**Problem to work on:** Find each line with the word "Choose" and copy it.

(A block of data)
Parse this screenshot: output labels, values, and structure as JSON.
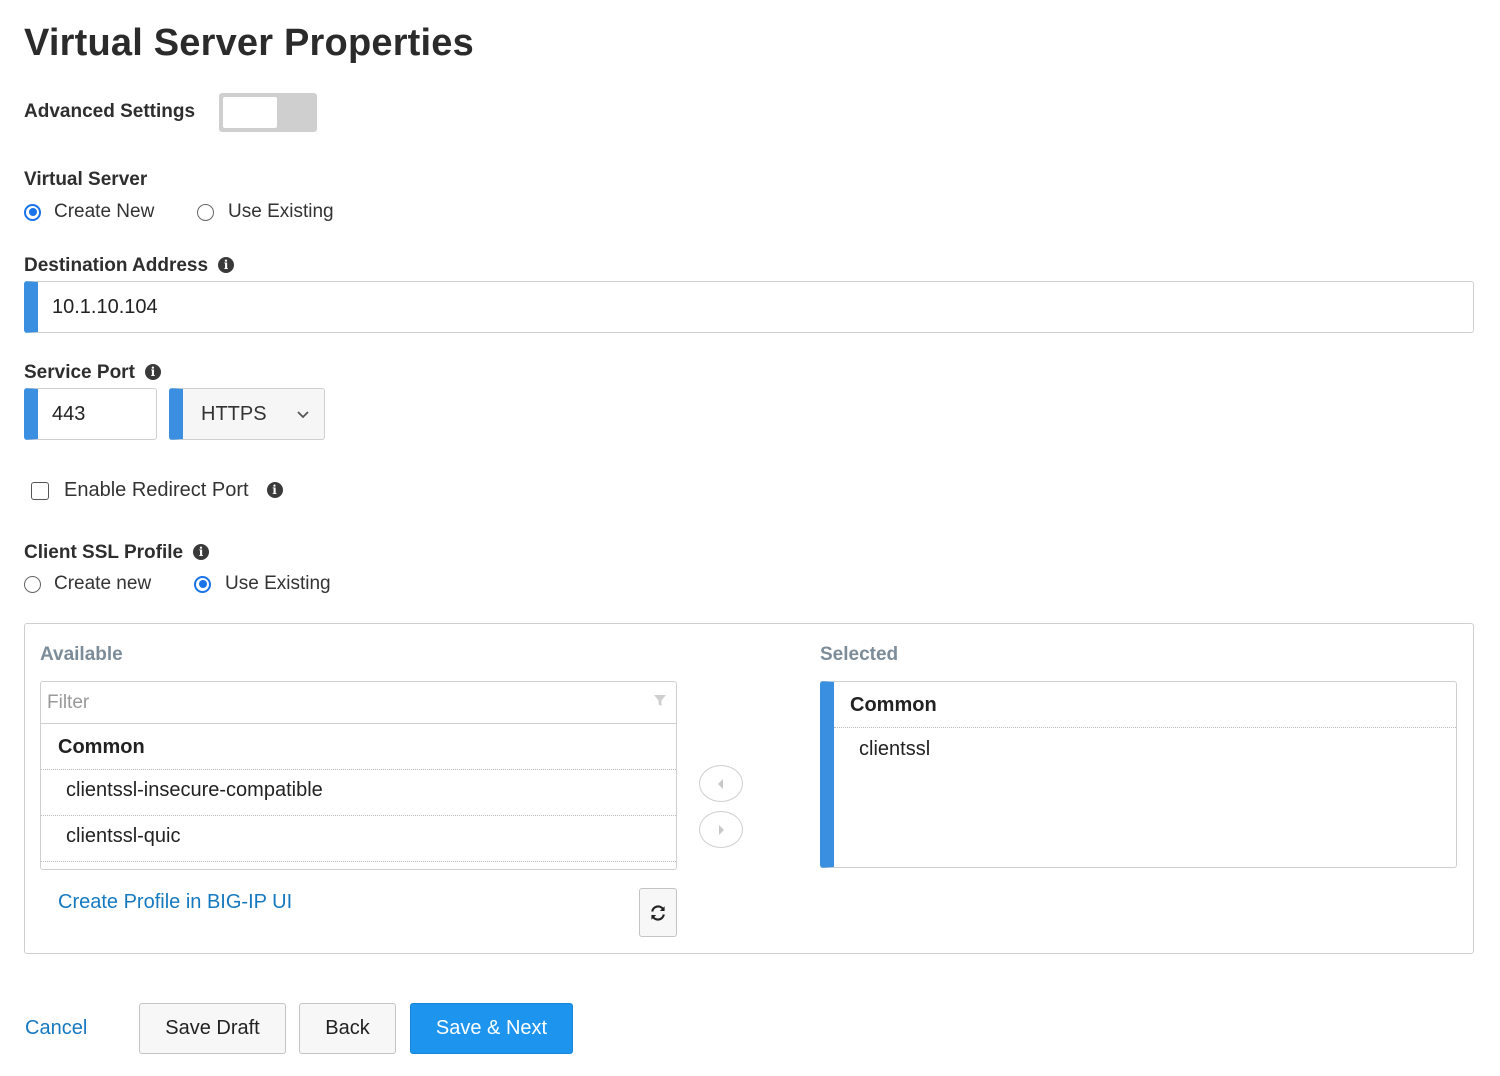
{
  "page_title": "Virtual Server Properties",
  "advanced_settings": {
    "label": "Advanced Settings",
    "enabled": false
  },
  "virtual_server": {
    "label": "Virtual Server",
    "options": [
      "Create New",
      "Use Existing"
    ],
    "selected": "Create New"
  },
  "destination_address": {
    "label": "Destination Address",
    "value": "10.1.10.104"
  },
  "service_port": {
    "label": "Service Port",
    "port_value": "443",
    "protocol_selected": "HTTPS"
  },
  "redirect_port": {
    "label": "Enable Redirect Port",
    "checked": false
  },
  "client_ssl_profile": {
    "label": "Client SSL Profile",
    "options": [
      "Create new",
      "Use Existing"
    ],
    "selected": "Use Existing",
    "available": {
      "heading": "Available",
      "filter_placeholder": "Filter",
      "group": "Common",
      "items": [
        "clientssl-insecure-compatible",
        "clientssl-quic"
      ]
    },
    "selected_list": {
      "heading": "Selected",
      "group": "Common",
      "items": [
        "clientssl"
      ]
    },
    "create_link": "Create Profile in BIG-IP UI"
  },
  "footer": {
    "cancel": "Cancel",
    "save_draft": "Save Draft",
    "back": "Back",
    "save_next": "Save & Next"
  },
  "colors": {
    "accent": "#3b8fe0",
    "primary_button": "#1d95ef",
    "link": "#1679c0"
  }
}
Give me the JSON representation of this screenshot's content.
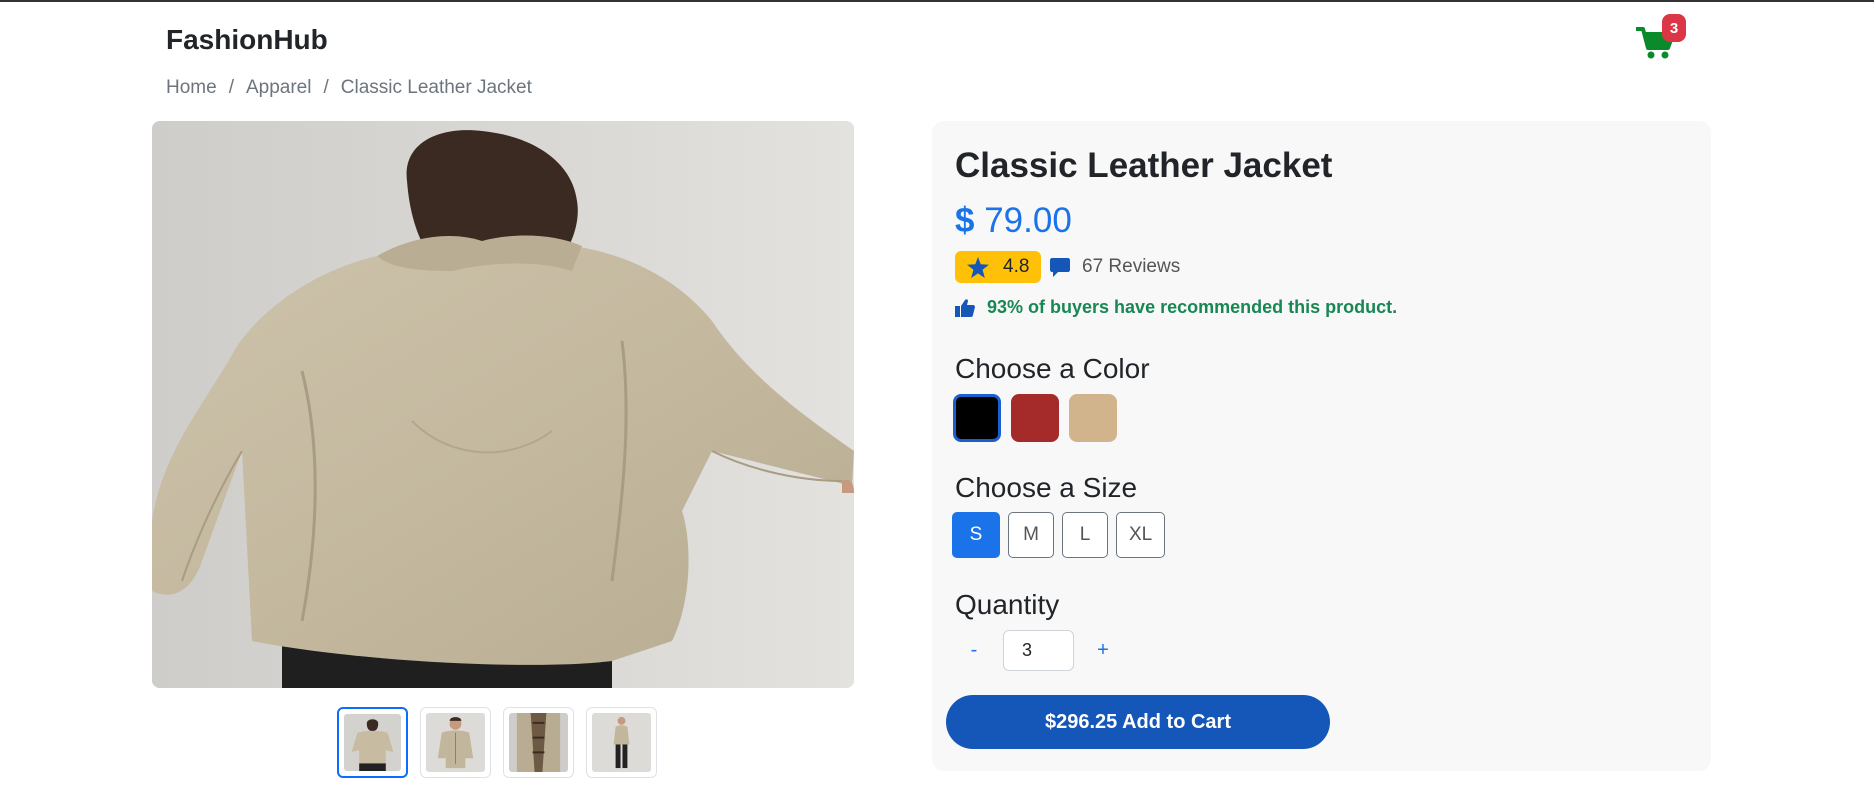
{
  "brand": "FashionHub",
  "cart": {
    "count": "3"
  },
  "breadcrumb": {
    "home": "Home",
    "category": "Apparel",
    "current": "Classic Leather Jacket",
    "separator": "/"
  },
  "gallery": {
    "thumbnail_count": 4,
    "active_index": 0
  },
  "product": {
    "title": "Classic Leather Jacket",
    "price_currency": "$",
    "price_amount": "79.00",
    "rating": "4.8",
    "reviews": "67 Reviews",
    "recommendation": "93% of buyers have recommended this product."
  },
  "color_section": {
    "label": "Choose a Color",
    "options": [
      "#000000",
      "#a52a2a",
      "#d2b48c"
    ],
    "selected": 0
  },
  "size_section": {
    "label": "Choose a Size",
    "options": [
      "S",
      "M",
      "L",
      "XL"
    ],
    "selected": "S"
  },
  "quantity_section": {
    "label": "Quantity",
    "decrement": "-",
    "increment": "+",
    "value": "3"
  },
  "add_to_cart": {
    "label": "$296.25 Add to Cart"
  },
  "colors": {
    "accent": "#1a73e8",
    "button": "#1557b8",
    "badge": "#dc3545",
    "success": "#198754",
    "rating_bg": "#ffc107"
  }
}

**Task result:**
    "label": "Choose a Color",
    "label": "Choose a Size",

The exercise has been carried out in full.